■ 本文:
━━━━━━━━━━━━━━━━━━━━━━━━━━━━━━

12. Real Time Face Recognition
Real Time Face Recognitionのアルゴリズムは、TensorFlow、OpenCV、MTCNN、Facenetに基づいています。顔の読み取りはOpenCV2、顔の埋め込みはFacenet、検出はMTCNN、認識は分類器によります。主となるアイデアはOpenFaceにインスパイアされています。しかし、作成者はコードを書くのにPythonを選びました。
11. Android Face Recognition with Deep Learning
これは、数多くの顔認識技術を詰め込んだAndroidライブラリです。コードはTensorFlow、FaceNet、LIBSVM、Caffeから派生しています。
ライブラリに写真を渡して学習・分類することもできるし、すでに写真から特徴量が得られている場合は、特別なフラグを「true」に設定して特徴ベクトルを一緒に渡すこともできます。
10. DeepID Test
Webfaceデータセット(plumチーム)とDeepIDネットワーク(Tang Xiaoaoチーム)を用いて、Caffeによりモデルパラメータを学習し、顔検出の精度はLFW(labeled faces in the wildの略、顔画像データセット)分類により実施されています。
顔認識の原理は、顔画像データセット内でラベル付けされた顔から、50%が同じ画像、残りの50%が異なる画像である6,000組の画像を抽出することです。次に、対応する2つの画像を良いモデル入力として学習し、2つの160ビット次元特徴ベクトルを得ます。最後に、6,000コサイン距離またはユークリッド距離を求め、閾値を選択することにより、より高い顔精度を生成するのです。
9. Node FaceNet
これはNode.js用のTensorFlowに裏打ちされたFaceNetの実装で、顔の検証、認識、クラスタリングの問題を解決するためのものです。このスクリプトは、写真からコンパクトなユークリッド空間へのマッピングを直接学習します。

━━━━━━━━━━━━━━━━━━━━━━━━━━━━━━

■ 確認用データ:
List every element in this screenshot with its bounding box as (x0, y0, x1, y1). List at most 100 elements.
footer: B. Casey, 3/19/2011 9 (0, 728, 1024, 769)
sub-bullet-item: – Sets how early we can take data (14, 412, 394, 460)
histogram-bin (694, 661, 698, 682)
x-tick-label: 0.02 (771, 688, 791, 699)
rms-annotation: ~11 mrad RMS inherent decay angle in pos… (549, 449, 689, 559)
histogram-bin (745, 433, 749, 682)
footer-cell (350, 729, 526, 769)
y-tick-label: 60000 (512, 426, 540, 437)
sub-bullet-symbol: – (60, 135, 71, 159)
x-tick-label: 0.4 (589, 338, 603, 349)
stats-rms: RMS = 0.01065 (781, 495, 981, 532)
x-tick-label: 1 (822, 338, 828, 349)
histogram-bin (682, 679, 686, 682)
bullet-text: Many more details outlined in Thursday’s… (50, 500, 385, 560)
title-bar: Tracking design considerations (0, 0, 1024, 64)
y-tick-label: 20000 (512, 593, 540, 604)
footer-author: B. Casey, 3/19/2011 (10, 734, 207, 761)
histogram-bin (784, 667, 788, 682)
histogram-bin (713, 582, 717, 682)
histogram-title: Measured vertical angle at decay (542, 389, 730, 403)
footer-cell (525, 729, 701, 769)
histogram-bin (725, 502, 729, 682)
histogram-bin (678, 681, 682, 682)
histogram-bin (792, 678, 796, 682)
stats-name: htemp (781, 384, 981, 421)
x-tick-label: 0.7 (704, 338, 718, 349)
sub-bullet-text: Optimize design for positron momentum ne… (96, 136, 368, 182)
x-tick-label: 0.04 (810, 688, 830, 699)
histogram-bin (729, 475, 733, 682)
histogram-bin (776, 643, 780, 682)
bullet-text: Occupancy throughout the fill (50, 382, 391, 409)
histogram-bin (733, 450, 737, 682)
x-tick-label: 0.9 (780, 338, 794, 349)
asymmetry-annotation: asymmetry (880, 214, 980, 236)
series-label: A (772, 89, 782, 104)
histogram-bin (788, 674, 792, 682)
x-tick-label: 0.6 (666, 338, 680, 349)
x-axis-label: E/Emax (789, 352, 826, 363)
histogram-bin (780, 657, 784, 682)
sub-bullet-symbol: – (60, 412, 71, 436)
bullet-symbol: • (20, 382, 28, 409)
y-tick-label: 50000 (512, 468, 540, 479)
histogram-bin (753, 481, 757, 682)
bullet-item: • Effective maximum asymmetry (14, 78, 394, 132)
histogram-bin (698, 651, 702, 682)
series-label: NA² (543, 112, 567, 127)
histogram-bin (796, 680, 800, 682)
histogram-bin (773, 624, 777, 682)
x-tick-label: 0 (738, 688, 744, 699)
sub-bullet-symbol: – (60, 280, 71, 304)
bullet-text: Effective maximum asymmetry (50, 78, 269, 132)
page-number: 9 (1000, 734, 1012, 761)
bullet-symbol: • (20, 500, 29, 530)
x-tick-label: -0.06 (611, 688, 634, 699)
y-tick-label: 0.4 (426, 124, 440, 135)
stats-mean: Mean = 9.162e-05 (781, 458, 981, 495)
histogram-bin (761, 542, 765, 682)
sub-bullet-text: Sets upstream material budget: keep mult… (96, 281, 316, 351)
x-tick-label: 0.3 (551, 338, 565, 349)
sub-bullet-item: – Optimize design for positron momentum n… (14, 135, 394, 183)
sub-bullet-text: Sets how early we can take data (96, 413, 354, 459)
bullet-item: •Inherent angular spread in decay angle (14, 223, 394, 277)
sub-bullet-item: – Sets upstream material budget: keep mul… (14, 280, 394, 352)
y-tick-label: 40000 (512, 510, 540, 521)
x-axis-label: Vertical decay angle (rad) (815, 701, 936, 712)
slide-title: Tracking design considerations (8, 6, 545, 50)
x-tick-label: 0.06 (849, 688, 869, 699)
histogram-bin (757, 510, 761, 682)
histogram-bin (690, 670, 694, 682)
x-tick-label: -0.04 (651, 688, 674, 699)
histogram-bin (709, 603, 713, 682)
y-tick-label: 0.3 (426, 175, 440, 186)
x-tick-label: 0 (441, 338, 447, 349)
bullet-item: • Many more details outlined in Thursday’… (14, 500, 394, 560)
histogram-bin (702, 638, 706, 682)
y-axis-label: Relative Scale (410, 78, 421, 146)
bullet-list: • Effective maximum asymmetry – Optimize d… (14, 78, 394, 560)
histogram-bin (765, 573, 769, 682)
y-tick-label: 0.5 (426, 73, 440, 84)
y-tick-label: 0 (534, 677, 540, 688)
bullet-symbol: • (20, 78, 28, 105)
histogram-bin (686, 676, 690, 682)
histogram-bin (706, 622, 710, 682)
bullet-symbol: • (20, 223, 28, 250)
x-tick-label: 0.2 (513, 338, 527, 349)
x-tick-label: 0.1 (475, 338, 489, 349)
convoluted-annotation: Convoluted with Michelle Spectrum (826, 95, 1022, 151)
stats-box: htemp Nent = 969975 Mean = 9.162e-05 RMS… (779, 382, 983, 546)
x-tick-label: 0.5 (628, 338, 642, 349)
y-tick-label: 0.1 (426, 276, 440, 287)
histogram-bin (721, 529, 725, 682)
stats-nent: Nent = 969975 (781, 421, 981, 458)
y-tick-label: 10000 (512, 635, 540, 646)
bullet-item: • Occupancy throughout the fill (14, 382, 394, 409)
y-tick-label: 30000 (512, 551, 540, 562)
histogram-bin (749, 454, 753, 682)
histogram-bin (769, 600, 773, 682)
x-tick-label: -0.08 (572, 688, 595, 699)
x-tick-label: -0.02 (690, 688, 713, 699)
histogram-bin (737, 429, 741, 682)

━━━━━━━━━━━━━━━━━━━━━━━━━━━━━━

■ 課題について: 本文のうち、「10. DeepID Test」で始まり「高い顔精度を生成するのです。」に至るまでの箇所を、一字一句違えずに引用してください。 エントリを参照する必要はありません。

■ 解答欄:
10. DeepID Test
Webfaceデータセット(plumチーム)とDeepIDネットワーク(Tang Xiaoaoチーム)を用いて、Caffeによりモデルパラメータを学習し、顔検出の精度はLFW(labeled faces in the wildの略、顔画像データセット)分類により実施されています。
顔認識の原理は、顔画像データセット内でラベル付けされた顔から、50%が同じ画像、残りの50%が異なる画像である6,000組の画像を抽出することです。次に、対応する2つの画像を良いモデル入力として学習し、2つの160ビット次元特徴ベクトルを得ます。最後に、6,000コサイン距離またはユークリッド距離を求め、閾値を選択することにより、より高い顔精度を生成するのです。